>> BEGIN Task material
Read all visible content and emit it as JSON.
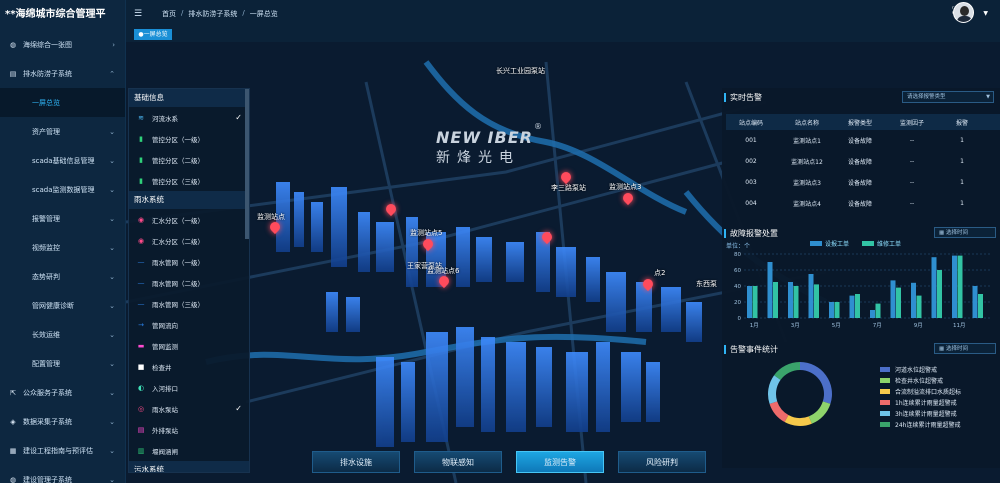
{
  "app": {
    "title": "**海绵城市综合管理平"
  },
  "sidebar": {
    "items": [
      {
        "label": "海绵综合一张图",
        "icon": "globe-icon",
        "chevron": "chevron-right-icon"
      },
      {
        "label": "排水防涝子系统",
        "icon": "drainage-icon",
        "chevron": "chevron-up-icon"
      },
      {
        "label": "一屏总览",
        "active": true
      },
      {
        "label": "资产管理",
        "chevron": "chevron-down-icon"
      },
      {
        "label": "scada基础信息管理",
        "chevron": "chevron-down-icon"
      },
      {
        "label": "scada监测数据管理",
        "chevron": "chevron-down-icon"
      },
      {
        "label": "报警管理",
        "chevron": "chevron-down-icon"
      },
      {
        "label": "视频监控",
        "chevron": "chevron-down-icon"
      },
      {
        "label": "态势研判",
        "chevron": "chevron-down-icon"
      },
      {
        "label": "管网健康诊断",
        "chevron": "chevron-down-icon"
      },
      {
        "label": "长效运维",
        "chevron": "chevron-down-icon"
      },
      {
        "label": "配置管理",
        "chevron": "chevron-down-icon"
      },
      {
        "label": "公众服务子系统",
        "icon": "external-link-icon",
        "chevron": "chevron-down-icon"
      },
      {
        "label": "数据采集子系统",
        "icon": "database-icon",
        "chevron": "chevron-down-icon"
      },
      {
        "label": "建设工程指南与预评估",
        "icon": "document-icon",
        "chevron": "chevron-down-icon"
      },
      {
        "label": "建设管理子系统",
        "icon": "globe-icon",
        "chevron": "chevron-down-icon"
      }
    ]
  },
  "topbar": {
    "breadcrumb": [
      "首页",
      "排水防涝子系统",
      "一屏总览"
    ],
    "separator": "/"
  },
  "tabs": [
    {
      "label": "●一屏总览"
    }
  ],
  "map": {
    "logo_main": "NEW IBER",
    "logo_reg": "®",
    "logo_cn": "新烽光电",
    "labels": [
      "长兴工业园泵站",
      "李三路泵站",
      "监测站点3",
      "监测站点",
      "监测站点5",
      "王家营泵站",
      "监测站点6",
      "点2",
      "东西泵"
    ]
  },
  "layer_panel": {
    "sections": [
      {
        "title": "基础信息",
        "rows": [
          {
            "label": "河流水系",
            "icon": "river-icon",
            "checked": true
          },
          {
            "label": "管控分区（一级）",
            "icon": "zone-icon",
            "checked": false
          },
          {
            "label": "管控分区（二级）",
            "icon": "zone-icon",
            "checked": false
          },
          {
            "label": "管控分区（三级）",
            "icon": "zone-icon",
            "checked": false
          }
        ]
      },
      {
        "title": "雨水系统",
        "rows": [
          {
            "label": "汇水分区（一级）",
            "icon": "catchment-icon",
            "checked": false
          },
          {
            "label": "汇水分区（二级）",
            "icon": "catchment-icon",
            "checked": false
          },
          {
            "label": "雨水管网（一级）",
            "icon": "pipe-icon",
            "checked": false
          },
          {
            "label": "雨水管网（二级）",
            "icon": "pipe-icon",
            "checked": false
          },
          {
            "label": "雨水管网（三级）",
            "icon": "pipe-icon",
            "checked": false
          },
          {
            "label": "管网流向",
            "icon": "flow-icon",
            "checked": false
          },
          {
            "label": "管网监测",
            "icon": "monitor-icon",
            "checked": false
          },
          {
            "label": "检查井",
            "icon": "manhole-icon",
            "checked": false
          },
          {
            "label": "入河排口",
            "icon": "outfall-icon",
            "checked": false
          },
          {
            "label": "雨水泵站",
            "icon": "pump-icon",
            "checked": true
          },
          {
            "label": "外排泵站",
            "icon": "pump-out-icon",
            "checked": false
          },
          {
            "label": "堰阀涵闸",
            "icon": "gate-icon",
            "checked": false
          }
        ]
      },
      {
        "title": "污水系统",
        "rows": []
      }
    ]
  },
  "bottom_tabs": [
    {
      "label": "排水设施",
      "active": false
    },
    {
      "label": "物联感知",
      "active": false
    },
    {
      "label": "监测告警",
      "active": true
    },
    {
      "label": "风险研判",
      "active": false
    }
  ],
  "realtime_alarm": {
    "title": "实时告警",
    "select_placeholder": "请选择报警类型",
    "columns": [
      "站点编码",
      "站点名称",
      "报警类型",
      "监测因子",
      "报警"
    ],
    "rows": [
      [
        "001",
        "监测站点1",
        "设备故障",
        "--",
        "1"
      ],
      [
        "002",
        "监测站点12",
        "设备故障",
        "--",
        "1"
      ],
      [
        "003",
        "监测站点3",
        "设备故障",
        "--",
        "1"
      ],
      [
        "004",
        "监测站点4",
        "设备故障",
        "--",
        "1"
      ]
    ]
  },
  "fault_alarm": {
    "title": "故障报警处置",
    "date_placeholder": "选择时间",
    "unit": "单位：个",
    "legend": [
      "设报工单",
      "维修工单"
    ]
  },
  "alarm_stats": {
    "title": "告警事件统计",
    "date_placeholder": "选择时间"
  },
  "chart_data": [
    {
      "type": "bar",
      "title": "故障报警处置",
      "ylabel": "单位：个",
      "categories": [
        "1月",
        "2月",
        "3月",
        "4月",
        "5月",
        "6月",
        "7月",
        "8月",
        "9月",
        "10月",
        "11月",
        "12月"
      ],
      "x_tick_labels": [
        "1月",
        "3月",
        "5月",
        "7月",
        "9月",
        "11月"
      ],
      "y_ticks": [
        0,
        20,
        40,
        60,
        80
      ],
      "ylim": [
        0,
        80
      ],
      "series": [
        {
          "name": "设报工单",
          "color": "#2f8fd0",
          "values": [
            40,
            70,
            45,
            55,
            20,
            28,
            10,
            47,
            44,
            76,
            78,
            40
          ]
        },
        {
          "name": "维修工单",
          "color": "#32c3a4",
          "values": [
            40,
            45,
            40,
            42,
            20,
            30,
            18,
            38,
            28,
            60,
            78,
            30
          ]
        }
      ]
    },
    {
      "type": "pie",
      "title": "告警事件统计",
      "categories": [
        "河道水位超警戒",
        "检查井水位超警戒",
        "合流制溢流排口水质超标",
        "1h连续累计雨量超警戒",
        "3h连续累计雨量超警戒",
        "24h连续累计雨量超警戒"
      ],
      "colors": [
        "#4c6fc9",
        "#8ed36b",
        "#f6c94b",
        "#ee6b6b",
        "#6fc3e8",
        "#3aa36b"
      ],
      "values": [
        30,
        14,
        14,
        12,
        15,
        15
      ]
    }
  ]
}
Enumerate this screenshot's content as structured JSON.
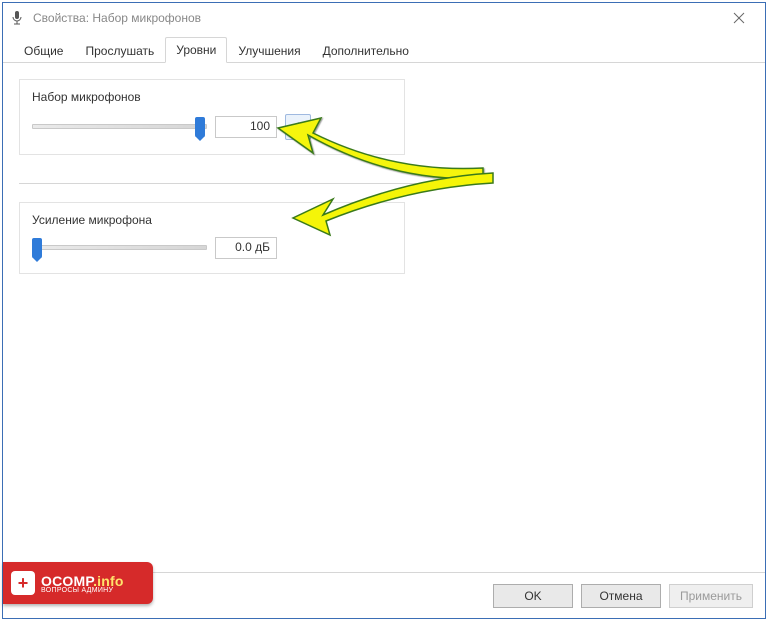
{
  "window": {
    "title": "Свойства: Набор микрофонов"
  },
  "tabs": [
    {
      "label": "Общие"
    },
    {
      "label": "Прослушать"
    },
    {
      "label": "Уровни",
      "active": true
    },
    {
      "label": "Улучшения"
    },
    {
      "label": "Дополнительно"
    }
  ],
  "group1": {
    "label": "Набор микрофонов",
    "value": "100",
    "slider_percent": 100
  },
  "group2": {
    "label": "Усиление микрофона",
    "value": "0.0 дБ",
    "slider_percent": 0
  },
  "footer": {
    "ok": "OK",
    "cancel": "Отмена",
    "apply": "Применить"
  },
  "logo": {
    "main": "OCOMP",
    "suffix": ".info",
    "sub": "ВОПРОСЫ АДМИНУ"
  }
}
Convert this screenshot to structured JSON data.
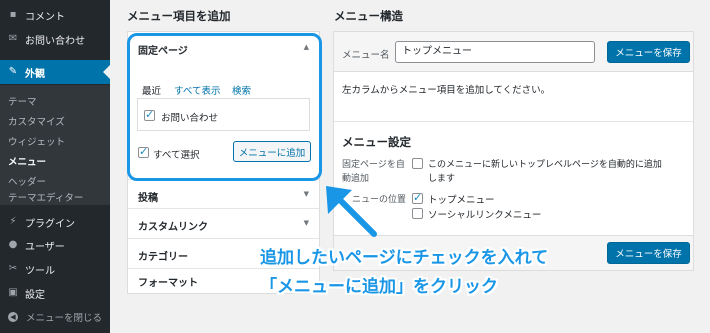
{
  "sidebar": {
    "items": [
      {
        "icon": "comment-icon",
        "glyph": "▪",
        "label": "コメント"
      },
      {
        "icon": "mail-icon",
        "glyph": "✉",
        "label": "お問い合わせ"
      },
      {
        "icon": "paintbrush-icon",
        "glyph": "✎",
        "label": "外観"
      },
      {
        "icon": "plugin-icon",
        "glyph": "⚡",
        "label": "プラグイン"
      },
      {
        "icon": "user-icon",
        "glyph": "●",
        "label": "ユーザー"
      },
      {
        "icon": "wrench-icon",
        "glyph": "✂",
        "label": "ツール"
      },
      {
        "icon": "settings-icon",
        "glyph": "▣",
        "label": "設定"
      }
    ],
    "submenu": [
      "テーマ",
      "カスタマイズ",
      "ウィジェット",
      "メニュー",
      "ヘッダー",
      "テーマエディター"
    ],
    "collapse_label": "メニューを閉じる",
    "accent": "#0073aa"
  },
  "add_items": {
    "heading": "メニュー項目を追加",
    "sections": {
      "pages": "固定ページ",
      "posts": "投稿",
      "custom_links": "カスタムリンク",
      "categories": "カテゴリー",
      "formats": "フォーマット"
    },
    "tabs": [
      "最近",
      "すべて表示",
      "検索"
    ],
    "page_item": "お問い合わせ",
    "select_all": "すべて選択",
    "add_button": "メニューに追加"
  },
  "structure": {
    "heading": "メニュー構造",
    "name_label": "メニュー名",
    "name_value": "トップメニュー",
    "save_button": "メニューを保存",
    "hint": "左カラムからメニュー項目を追加してください。",
    "settings_heading": "メニュー設定",
    "auto_add_label_1": "固定ページを自",
    "auto_add_label_2": "動追加",
    "auto_add_option_1": "このメニューに新しいトップレベルページを自動的に追加",
    "auto_add_option_2": "します",
    "location_label": "ニューの位置",
    "location_top": "トップメニュー",
    "location_social": "ソーシャルリンクメニュー"
  },
  "annotation": {
    "line1": "追加したいページにチェックを入れて",
    "line2": "「メニューに追加」をクリック",
    "color": "#1a96e6"
  }
}
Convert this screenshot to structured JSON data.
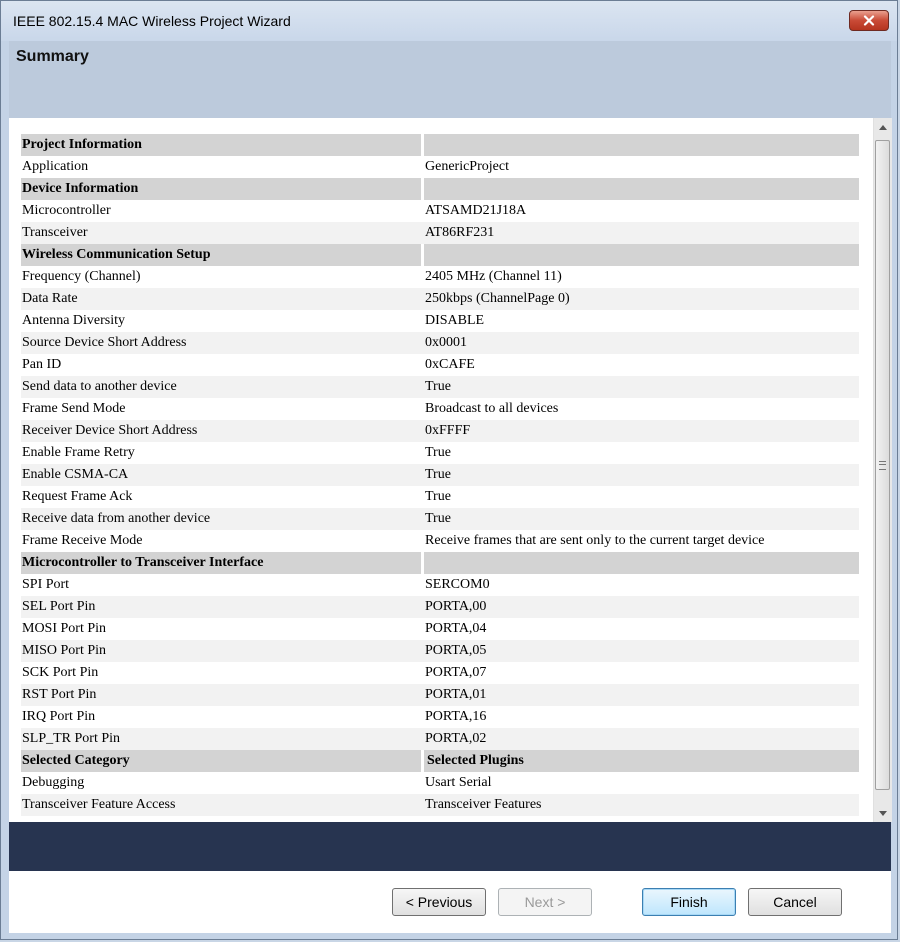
{
  "window": {
    "title": "IEEE 802.15.4 MAC Wireless Project Wizard"
  },
  "header": {
    "title": "Summary"
  },
  "rows": [
    {
      "type": "section",
      "c1": "Project Information",
      "c2": ""
    },
    {
      "type": "item",
      "c1": "Application",
      "c2": "GenericProject"
    },
    {
      "type": "section",
      "c1": "Device Information",
      "c2": ""
    },
    {
      "type": "item",
      "c1": "Microcontroller",
      "c2": "ATSAMD21J18A"
    },
    {
      "type": "item",
      "c1": "Transceiver",
      "c2": "AT86RF231"
    },
    {
      "type": "section",
      "c1": "Wireless Communication Setup",
      "c2": ""
    },
    {
      "type": "item",
      "c1": "Frequency (Channel)",
      "c2": "2405 MHz (Channel 11)"
    },
    {
      "type": "item",
      "c1": "Data Rate",
      "c2": "250kbps (ChannelPage 0)"
    },
    {
      "type": "item",
      "c1": "Antenna Diversity",
      "c2": "DISABLE"
    },
    {
      "type": "item",
      "c1": "Source Device Short Address",
      "c2": "0x0001"
    },
    {
      "type": "item",
      "c1": "Pan ID",
      "c2": "0xCAFE"
    },
    {
      "type": "item",
      "c1": "Send data to another device",
      "c2": "True"
    },
    {
      "type": "item",
      "c1": "Frame Send Mode",
      "c2": "Broadcast to all devices"
    },
    {
      "type": "item",
      "c1": "Receiver Device Short Address",
      "c2": "0xFFFF"
    },
    {
      "type": "item",
      "c1": "Enable Frame Retry",
      "c2": "True"
    },
    {
      "type": "item",
      "c1": "Enable CSMA-CA",
      "c2": "True"
    },
    {
      "type": "item",
      "c1": "Request Frame Ack",
      "c2": "True"
    },
    {
      "type": "item",
      "c1": "Receive data from another device",
      "c2": "True"
    },
    {
      "type": "item",
      "c1": "Frame Receive Mode",
      "c2": "Receive frames that are sent only to the current target device"
    },
    {
      "type": "section",
      "c1": "Microcontroller to Transceiver Interface",
      "c2": ""
    },
    {
      "type": "item",
      "c1": "SPI Port",
      "c2": "SERCOM0"
    },
    {
      "type": "item",
      "c1": "SEL Port Pin",
      "c2": "PORTA,00"
    },
    {
      "type": "item",
      "c1": "MOSI Port Pin",
      "c2": "PORTA,04"
    },
    {
      "type": "item",
      "c1": "MISO Port Pin",
      "c2": "PORTA,05"
    },
    {
      "type": "item",
      "c1": "SCK Port Pin",
      "c2": "PORTA,07"
    },
    {
      "type": "item",
      "c1": "RST Port Pin",
      "c2": "PORTA,01"
    },
    {
      "type": "item",
      "c1": "IRQ Port Pin",
      "c2": "PORTA,16"
    },
    {
      "type": "item",
      "c1": "SLP_TR Port Pin",
      "c2": "PORTA,02"
    },
    {
      "type": "section",
      "c1": "Selected Category",
      "c2": "Selected Plugins"
    },
    {
      "type": "item",
      "c1": "Debugging",
      "c2": "Usart Serial"
    },
    {
      "type": "item",
      "c1": "Transceiver Feature Access",
      "c2": "Transceiver Features"
    }
  ],
  "buttons": {
    "previous": "< Previous",
    "next": "Next >",
    "finish": "Finish",
    "cancel": "Cancel"
  },
  "icons": {
    "close": "close-icon",
    "scroll_up": "scroll-up-arrow-icon",
    "scroll_down": "scroll-down-arrow-icon"
  },
  "colors": {
    "section_bg": "#d3d3d3",
    "alt_row_bg": "#f2f2f2",
    "footer_bar": "#273450",
    "header_panel": "#bccadc"
  }
}
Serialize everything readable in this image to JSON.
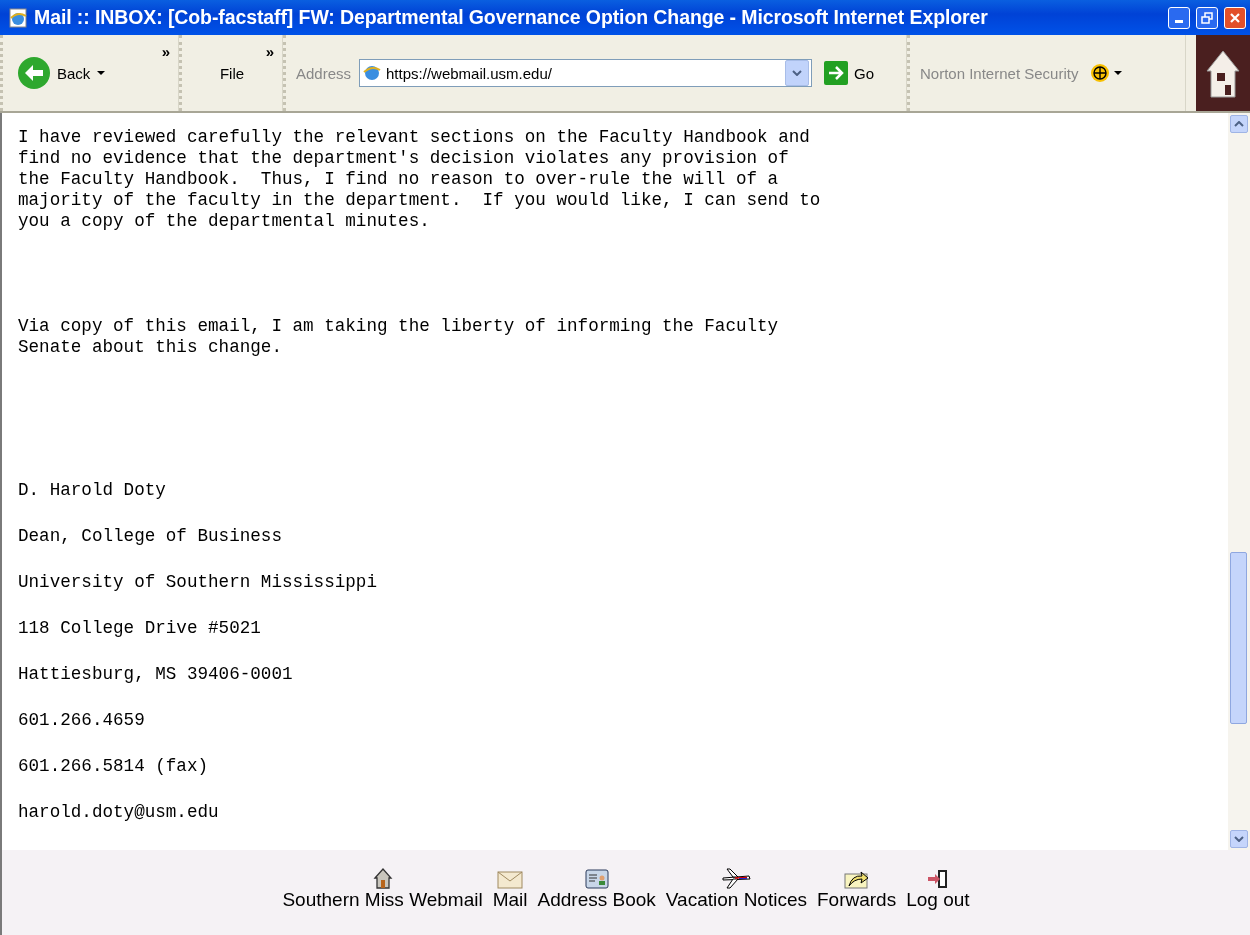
>> END Task material
- [Given task]
Out of the material above, select every line that holds the string "микрофонов".

- [Answer to the exercise]
    "title": "Свойства: Набор микрофонов"
    "label": "Набор микрофонов",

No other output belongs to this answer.